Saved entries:
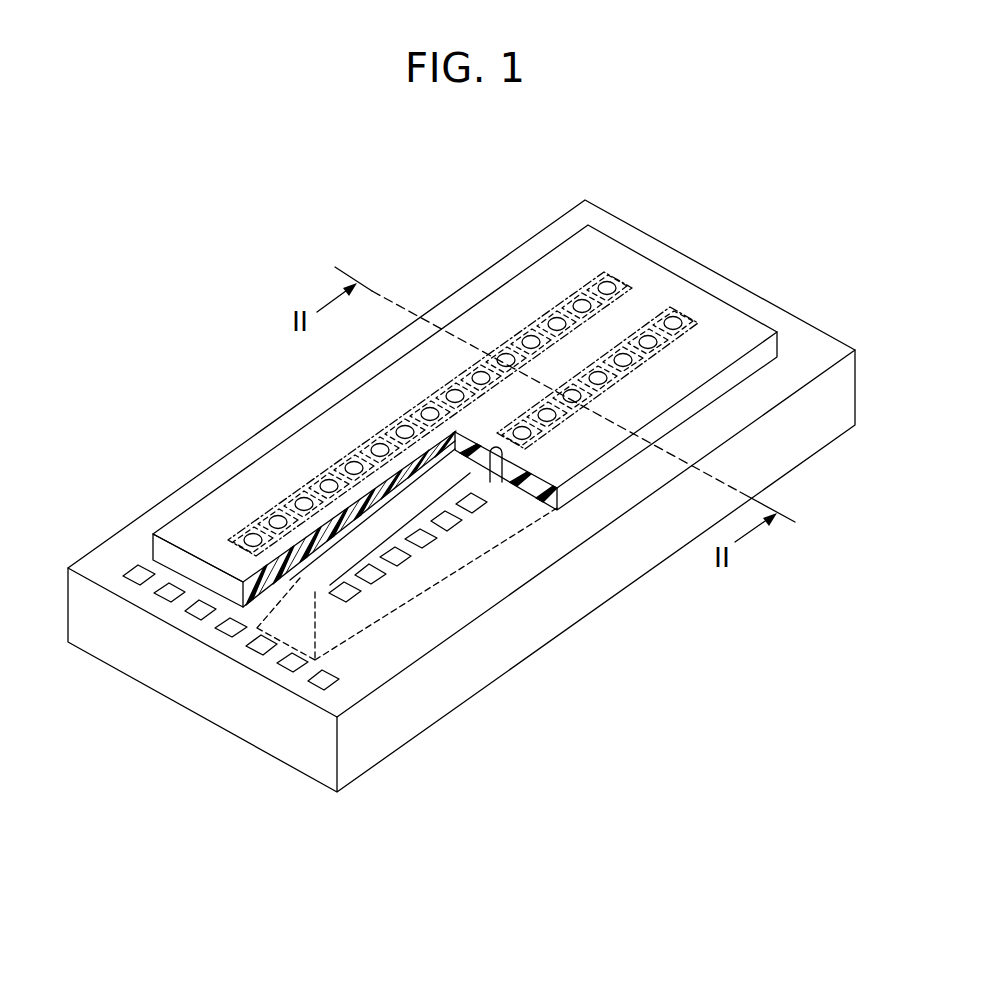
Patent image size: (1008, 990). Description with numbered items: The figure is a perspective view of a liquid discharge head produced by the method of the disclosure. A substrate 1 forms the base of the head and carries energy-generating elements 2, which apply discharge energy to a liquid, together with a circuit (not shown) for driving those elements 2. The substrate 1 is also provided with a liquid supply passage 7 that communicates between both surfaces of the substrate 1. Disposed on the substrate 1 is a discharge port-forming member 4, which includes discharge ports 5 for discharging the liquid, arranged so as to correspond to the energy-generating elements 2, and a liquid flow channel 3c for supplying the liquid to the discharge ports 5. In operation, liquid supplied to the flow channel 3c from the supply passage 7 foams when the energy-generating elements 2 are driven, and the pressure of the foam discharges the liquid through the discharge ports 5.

The substrate 1 is at (710, 267).
The energy-generating elements 2 is at (397, 563).
The discharge port-forming member 4 is at (770, 350).
The discharge ports 5 is at (518, 432).
The liquid supply passage 7 is at (408, 525).
The liquid flow channel 3c is at (292, 575).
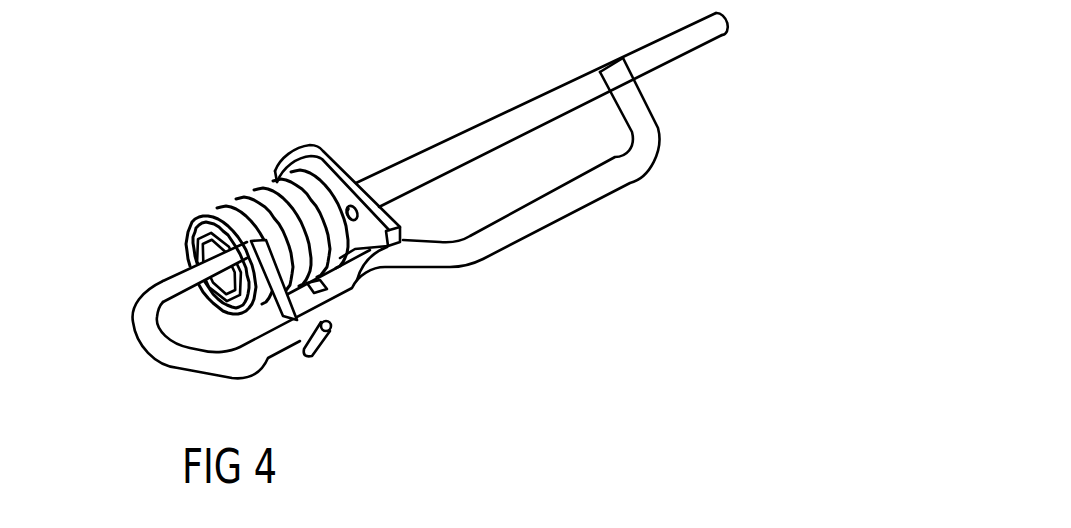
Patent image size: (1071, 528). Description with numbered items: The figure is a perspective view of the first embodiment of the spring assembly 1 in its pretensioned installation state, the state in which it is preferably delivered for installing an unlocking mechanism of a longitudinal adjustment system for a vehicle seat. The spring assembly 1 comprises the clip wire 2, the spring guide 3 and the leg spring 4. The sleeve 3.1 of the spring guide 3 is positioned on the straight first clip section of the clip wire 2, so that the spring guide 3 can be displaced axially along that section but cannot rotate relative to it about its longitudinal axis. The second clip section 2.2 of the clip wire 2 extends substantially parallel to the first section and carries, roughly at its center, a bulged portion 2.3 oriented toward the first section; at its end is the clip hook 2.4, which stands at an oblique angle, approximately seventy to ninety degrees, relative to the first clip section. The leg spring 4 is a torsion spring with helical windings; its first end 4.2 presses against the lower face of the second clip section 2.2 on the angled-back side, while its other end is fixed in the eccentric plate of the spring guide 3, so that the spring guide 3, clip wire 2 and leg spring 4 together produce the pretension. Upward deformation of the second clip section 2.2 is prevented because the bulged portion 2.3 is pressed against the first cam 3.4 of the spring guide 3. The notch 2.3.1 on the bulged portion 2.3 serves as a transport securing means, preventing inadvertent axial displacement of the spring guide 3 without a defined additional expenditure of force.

EXERCISE: Rewrite the lines from the start of the rows through the line holding "The energy-generating elements 2 is", inclusive, with "perspective view" replaced by "oblique view" and everything else unchanged. Leave the pictures out of the answer.

OUTPUT BELOW:
Patent image size: (1008, 990). Description with numbered items: The figure is a oblique view of a liquid discharge head produced by the method of the disclosure. A substrate 1 forms the base of the head and carries energy-generating elements 2, which apply discharge energy to a liquid, together with a circuit (not shown) for driving those elements 2. The substrate 1 is also provided with a liquid supply passage 7 that communicates between both surfaces of the substrate 1. Disposed on the substrate 1 is a discharge port-forming member 4, which includes discharge ports 5 for discharging the liquid, arranged so as to correspond to the energy-generating elements 2, and a liquid flow channel 3c for supplying the liquid to the discharge ports 5. In operation, liquid supplied to the flow channel 3c from the supply passage 7 foams when the energy-generating elements 2 are driven, and the pressure of the foam discharges the liquid through the discharge ports 5.

The substrate 1 is at (710, 267).
The energy-generating elements 2 is at (397, 563).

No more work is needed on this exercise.